[Source data]
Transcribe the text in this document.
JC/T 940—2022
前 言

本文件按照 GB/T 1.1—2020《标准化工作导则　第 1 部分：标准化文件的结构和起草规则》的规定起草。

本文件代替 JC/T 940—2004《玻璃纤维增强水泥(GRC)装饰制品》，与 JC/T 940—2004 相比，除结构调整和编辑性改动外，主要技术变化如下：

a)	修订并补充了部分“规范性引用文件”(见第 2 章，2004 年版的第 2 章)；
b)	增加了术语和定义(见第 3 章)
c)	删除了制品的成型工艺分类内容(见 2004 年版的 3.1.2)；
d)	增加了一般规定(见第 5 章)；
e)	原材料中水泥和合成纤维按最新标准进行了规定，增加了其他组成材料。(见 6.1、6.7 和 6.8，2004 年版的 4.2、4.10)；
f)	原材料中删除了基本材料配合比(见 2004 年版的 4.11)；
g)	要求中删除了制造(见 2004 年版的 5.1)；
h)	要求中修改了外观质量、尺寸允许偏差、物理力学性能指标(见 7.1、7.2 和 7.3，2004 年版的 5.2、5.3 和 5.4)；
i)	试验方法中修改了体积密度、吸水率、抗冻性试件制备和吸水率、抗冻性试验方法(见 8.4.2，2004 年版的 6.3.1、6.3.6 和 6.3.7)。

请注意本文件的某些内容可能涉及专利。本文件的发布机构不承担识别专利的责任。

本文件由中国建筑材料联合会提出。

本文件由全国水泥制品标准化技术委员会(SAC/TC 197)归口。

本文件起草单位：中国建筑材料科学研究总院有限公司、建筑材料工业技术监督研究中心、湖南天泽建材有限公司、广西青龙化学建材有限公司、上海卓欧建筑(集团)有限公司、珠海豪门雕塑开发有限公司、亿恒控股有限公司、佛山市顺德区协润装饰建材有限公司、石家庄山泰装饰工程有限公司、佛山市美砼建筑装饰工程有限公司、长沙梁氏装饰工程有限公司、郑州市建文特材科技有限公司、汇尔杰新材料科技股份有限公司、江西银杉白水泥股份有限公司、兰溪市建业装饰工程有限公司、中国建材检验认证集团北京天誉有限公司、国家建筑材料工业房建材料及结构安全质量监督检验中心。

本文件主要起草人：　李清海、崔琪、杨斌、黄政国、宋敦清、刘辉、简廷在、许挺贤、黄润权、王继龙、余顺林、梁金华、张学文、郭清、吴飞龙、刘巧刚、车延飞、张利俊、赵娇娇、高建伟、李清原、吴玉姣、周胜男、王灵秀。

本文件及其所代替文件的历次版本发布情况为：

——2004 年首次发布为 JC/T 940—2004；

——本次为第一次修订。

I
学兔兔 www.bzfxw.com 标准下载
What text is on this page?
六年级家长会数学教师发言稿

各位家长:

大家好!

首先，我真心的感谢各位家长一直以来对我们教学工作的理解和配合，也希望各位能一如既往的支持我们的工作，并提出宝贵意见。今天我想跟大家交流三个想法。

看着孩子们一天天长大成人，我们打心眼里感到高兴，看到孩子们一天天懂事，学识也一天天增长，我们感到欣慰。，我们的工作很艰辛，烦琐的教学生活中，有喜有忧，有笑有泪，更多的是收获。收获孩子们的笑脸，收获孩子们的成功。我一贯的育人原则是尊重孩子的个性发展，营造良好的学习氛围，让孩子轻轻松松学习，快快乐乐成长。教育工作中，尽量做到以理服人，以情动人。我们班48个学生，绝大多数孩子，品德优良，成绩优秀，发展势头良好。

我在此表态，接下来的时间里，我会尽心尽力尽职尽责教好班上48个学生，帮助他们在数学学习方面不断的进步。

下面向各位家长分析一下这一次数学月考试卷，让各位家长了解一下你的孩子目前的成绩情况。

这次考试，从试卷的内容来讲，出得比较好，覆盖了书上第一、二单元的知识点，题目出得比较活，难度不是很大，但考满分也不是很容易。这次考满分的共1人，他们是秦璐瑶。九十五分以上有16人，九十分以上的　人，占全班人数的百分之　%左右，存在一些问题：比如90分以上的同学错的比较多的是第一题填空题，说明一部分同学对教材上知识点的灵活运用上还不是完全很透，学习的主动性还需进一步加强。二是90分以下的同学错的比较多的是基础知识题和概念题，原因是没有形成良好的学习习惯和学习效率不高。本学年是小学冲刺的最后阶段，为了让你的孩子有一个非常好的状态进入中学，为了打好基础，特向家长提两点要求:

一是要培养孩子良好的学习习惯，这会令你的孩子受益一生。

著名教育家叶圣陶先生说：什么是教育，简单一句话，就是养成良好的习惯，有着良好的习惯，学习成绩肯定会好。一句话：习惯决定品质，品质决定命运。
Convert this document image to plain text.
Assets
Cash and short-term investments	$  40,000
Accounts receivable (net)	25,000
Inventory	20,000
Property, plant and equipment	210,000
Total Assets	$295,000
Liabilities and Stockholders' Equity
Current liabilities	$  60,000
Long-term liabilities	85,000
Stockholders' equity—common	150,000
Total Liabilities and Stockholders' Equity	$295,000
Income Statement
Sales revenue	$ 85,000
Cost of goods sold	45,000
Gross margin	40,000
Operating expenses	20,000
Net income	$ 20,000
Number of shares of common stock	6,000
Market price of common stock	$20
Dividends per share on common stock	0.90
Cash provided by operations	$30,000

[What you are asked to do]
On how many lines does the word "document" appear? Answer with only the number.

[Task response]
2